Task —
Across the entries below, how many lines have the word "Root" in them? Respond with only the number.

Recorded data —
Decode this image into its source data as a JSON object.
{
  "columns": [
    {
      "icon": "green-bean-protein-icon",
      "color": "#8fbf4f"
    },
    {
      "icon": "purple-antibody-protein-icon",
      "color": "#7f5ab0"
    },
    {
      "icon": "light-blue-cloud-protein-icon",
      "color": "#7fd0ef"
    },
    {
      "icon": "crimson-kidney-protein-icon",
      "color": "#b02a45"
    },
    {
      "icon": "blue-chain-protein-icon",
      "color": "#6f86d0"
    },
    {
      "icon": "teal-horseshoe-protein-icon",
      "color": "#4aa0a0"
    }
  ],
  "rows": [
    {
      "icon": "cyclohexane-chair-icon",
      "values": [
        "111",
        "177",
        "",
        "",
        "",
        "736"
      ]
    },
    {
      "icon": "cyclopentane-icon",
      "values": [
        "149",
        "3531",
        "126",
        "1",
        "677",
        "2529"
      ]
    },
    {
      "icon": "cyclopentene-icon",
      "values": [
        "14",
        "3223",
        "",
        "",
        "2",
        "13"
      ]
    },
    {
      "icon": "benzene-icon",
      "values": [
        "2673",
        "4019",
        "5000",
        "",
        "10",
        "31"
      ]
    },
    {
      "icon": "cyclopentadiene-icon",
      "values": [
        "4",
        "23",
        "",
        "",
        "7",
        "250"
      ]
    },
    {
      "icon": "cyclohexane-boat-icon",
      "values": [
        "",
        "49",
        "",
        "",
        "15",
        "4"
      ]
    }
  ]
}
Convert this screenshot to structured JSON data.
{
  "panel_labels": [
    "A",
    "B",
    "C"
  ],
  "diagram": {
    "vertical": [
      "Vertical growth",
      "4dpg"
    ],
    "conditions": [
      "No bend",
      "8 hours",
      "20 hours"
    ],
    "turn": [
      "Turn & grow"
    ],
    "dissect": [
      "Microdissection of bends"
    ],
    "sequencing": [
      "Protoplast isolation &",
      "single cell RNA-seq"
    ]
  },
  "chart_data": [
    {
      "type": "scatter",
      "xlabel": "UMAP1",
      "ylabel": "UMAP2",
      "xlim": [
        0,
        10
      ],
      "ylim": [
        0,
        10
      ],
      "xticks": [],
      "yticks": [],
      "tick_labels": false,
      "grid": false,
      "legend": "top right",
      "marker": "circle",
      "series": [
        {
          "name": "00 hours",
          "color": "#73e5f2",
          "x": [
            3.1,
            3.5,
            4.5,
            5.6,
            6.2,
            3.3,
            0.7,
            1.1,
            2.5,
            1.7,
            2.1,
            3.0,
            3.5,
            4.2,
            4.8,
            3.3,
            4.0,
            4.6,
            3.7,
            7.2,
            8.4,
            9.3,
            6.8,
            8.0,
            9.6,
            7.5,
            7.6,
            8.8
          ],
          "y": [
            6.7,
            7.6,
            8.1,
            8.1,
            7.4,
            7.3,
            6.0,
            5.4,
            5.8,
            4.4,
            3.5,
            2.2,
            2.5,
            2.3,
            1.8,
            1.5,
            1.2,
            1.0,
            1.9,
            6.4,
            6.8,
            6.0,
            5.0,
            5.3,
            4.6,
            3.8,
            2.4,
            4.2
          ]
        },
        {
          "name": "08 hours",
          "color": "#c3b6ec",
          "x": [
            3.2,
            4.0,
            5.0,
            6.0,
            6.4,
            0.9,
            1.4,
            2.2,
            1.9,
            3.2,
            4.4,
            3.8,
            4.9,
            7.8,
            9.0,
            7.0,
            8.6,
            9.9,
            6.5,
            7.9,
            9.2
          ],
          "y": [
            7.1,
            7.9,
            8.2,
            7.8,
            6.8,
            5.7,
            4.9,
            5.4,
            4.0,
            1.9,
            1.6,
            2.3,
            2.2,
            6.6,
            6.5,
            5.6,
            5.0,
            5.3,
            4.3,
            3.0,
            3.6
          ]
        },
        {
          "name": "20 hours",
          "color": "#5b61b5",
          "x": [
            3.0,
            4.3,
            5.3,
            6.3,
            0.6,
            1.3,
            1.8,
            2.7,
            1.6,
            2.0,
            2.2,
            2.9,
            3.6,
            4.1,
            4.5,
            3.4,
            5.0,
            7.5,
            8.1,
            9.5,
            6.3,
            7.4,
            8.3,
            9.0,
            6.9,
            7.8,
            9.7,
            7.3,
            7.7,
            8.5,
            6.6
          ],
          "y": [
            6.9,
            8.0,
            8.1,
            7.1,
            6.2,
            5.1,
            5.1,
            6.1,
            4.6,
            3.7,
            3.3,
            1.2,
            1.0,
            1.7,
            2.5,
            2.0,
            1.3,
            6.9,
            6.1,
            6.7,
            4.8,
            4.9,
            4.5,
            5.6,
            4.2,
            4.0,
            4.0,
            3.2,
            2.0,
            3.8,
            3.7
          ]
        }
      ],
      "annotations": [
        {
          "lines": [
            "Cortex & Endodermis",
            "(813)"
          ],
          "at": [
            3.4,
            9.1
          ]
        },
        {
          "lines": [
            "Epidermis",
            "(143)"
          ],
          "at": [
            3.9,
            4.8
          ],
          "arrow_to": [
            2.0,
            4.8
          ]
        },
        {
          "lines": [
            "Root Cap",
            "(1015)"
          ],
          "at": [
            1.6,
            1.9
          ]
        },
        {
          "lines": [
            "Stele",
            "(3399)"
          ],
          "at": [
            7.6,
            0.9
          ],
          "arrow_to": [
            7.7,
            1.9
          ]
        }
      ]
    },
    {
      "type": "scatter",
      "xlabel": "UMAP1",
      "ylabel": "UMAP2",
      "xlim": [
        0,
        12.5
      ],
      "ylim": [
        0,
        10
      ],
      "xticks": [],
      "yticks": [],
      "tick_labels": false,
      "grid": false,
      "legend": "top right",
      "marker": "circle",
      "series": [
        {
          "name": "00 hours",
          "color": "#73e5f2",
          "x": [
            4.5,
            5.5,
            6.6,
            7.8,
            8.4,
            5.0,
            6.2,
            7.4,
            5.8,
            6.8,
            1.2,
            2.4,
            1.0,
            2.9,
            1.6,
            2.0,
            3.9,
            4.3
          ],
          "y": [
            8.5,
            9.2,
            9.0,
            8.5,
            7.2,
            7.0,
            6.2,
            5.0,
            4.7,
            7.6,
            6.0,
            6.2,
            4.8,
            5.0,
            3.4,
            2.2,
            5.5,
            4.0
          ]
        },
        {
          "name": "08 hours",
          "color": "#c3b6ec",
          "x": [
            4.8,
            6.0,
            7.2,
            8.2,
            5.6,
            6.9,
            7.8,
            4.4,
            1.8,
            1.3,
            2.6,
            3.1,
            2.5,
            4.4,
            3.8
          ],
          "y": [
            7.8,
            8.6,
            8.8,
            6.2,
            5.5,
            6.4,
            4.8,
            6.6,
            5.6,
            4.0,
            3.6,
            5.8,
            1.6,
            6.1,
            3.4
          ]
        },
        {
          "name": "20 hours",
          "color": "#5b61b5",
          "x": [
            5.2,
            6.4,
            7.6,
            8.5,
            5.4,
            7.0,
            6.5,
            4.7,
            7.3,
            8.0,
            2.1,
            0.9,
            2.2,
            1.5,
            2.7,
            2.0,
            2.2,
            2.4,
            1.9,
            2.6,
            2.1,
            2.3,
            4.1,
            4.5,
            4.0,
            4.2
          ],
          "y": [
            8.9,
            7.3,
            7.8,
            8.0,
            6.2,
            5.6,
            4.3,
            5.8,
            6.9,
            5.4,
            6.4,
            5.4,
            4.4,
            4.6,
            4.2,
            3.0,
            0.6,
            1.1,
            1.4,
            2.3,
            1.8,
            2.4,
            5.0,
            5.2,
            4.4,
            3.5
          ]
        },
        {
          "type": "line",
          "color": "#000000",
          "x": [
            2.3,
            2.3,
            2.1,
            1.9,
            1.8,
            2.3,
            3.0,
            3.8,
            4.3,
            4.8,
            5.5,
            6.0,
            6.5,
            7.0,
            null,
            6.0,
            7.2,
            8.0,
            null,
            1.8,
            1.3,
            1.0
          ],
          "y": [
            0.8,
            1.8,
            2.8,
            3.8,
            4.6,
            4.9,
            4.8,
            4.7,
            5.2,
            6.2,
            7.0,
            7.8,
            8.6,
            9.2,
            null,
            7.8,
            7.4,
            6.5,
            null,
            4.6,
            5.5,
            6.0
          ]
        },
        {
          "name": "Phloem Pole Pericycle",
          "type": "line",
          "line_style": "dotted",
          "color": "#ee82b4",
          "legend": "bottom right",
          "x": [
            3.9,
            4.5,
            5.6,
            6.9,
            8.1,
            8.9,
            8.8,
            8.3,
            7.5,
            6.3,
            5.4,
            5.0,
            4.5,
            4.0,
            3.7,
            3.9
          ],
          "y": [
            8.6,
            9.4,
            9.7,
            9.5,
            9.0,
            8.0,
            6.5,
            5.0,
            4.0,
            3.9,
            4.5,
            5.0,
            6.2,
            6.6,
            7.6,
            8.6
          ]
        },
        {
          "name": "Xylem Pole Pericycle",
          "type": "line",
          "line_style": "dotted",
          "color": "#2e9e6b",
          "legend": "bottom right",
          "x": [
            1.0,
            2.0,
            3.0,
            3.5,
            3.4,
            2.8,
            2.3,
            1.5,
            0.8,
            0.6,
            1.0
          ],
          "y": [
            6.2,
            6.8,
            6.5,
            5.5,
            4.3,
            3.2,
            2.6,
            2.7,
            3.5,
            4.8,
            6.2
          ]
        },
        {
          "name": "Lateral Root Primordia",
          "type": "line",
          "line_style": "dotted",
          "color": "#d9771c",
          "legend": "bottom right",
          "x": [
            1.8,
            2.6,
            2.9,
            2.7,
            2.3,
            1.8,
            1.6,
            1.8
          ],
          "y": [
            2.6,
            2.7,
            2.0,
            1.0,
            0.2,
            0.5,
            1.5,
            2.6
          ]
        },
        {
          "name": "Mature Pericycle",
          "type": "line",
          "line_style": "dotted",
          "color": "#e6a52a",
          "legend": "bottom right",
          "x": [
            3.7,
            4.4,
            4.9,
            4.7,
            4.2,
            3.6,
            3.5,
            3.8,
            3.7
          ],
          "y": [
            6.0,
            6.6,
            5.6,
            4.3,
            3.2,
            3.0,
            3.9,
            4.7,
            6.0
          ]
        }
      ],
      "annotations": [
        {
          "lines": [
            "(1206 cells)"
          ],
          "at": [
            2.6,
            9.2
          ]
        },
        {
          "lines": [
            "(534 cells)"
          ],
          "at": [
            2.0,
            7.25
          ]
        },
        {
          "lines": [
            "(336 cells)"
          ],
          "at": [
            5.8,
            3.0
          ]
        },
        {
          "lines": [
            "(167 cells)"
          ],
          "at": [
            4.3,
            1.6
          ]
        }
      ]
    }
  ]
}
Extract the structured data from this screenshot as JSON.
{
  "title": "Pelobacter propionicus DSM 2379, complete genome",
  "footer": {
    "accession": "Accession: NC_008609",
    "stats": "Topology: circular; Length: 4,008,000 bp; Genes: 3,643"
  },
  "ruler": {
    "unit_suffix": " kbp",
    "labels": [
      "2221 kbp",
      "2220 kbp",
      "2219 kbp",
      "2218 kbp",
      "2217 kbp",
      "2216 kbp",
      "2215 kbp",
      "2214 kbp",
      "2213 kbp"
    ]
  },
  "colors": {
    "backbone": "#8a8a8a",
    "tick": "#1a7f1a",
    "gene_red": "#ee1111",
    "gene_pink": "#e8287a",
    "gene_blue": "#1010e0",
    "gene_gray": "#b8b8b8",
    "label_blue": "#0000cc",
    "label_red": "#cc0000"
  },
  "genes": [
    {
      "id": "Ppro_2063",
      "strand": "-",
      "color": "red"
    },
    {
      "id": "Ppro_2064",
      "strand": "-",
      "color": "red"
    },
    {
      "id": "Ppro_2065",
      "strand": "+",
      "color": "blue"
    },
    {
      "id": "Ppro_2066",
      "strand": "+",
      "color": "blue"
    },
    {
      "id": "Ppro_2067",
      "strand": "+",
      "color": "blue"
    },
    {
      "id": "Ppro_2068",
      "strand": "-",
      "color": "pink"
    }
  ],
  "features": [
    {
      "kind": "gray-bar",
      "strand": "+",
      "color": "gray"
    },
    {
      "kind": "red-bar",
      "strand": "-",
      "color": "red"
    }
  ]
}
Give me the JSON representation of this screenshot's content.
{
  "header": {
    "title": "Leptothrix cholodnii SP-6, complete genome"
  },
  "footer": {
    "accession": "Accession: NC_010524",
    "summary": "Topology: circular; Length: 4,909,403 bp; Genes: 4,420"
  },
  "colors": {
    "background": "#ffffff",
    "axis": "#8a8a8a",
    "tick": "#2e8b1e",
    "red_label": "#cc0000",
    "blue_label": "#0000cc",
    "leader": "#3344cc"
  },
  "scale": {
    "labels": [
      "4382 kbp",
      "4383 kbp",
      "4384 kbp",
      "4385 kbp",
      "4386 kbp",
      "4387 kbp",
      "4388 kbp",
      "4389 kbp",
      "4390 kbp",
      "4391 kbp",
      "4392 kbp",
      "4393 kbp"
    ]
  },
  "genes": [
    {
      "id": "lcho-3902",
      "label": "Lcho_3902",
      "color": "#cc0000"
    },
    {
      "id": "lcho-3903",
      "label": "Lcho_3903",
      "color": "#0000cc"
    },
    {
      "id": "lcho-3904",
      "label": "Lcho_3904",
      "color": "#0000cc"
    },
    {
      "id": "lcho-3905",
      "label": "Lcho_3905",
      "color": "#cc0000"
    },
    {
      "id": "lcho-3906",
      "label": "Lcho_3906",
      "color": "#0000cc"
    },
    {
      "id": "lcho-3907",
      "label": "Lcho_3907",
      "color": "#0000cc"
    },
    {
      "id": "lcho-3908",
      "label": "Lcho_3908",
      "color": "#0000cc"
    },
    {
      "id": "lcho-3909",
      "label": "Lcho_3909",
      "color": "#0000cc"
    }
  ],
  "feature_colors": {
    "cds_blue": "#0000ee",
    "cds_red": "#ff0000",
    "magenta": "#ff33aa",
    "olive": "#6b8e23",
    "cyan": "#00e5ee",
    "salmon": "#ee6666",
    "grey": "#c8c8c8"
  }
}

Your response —
2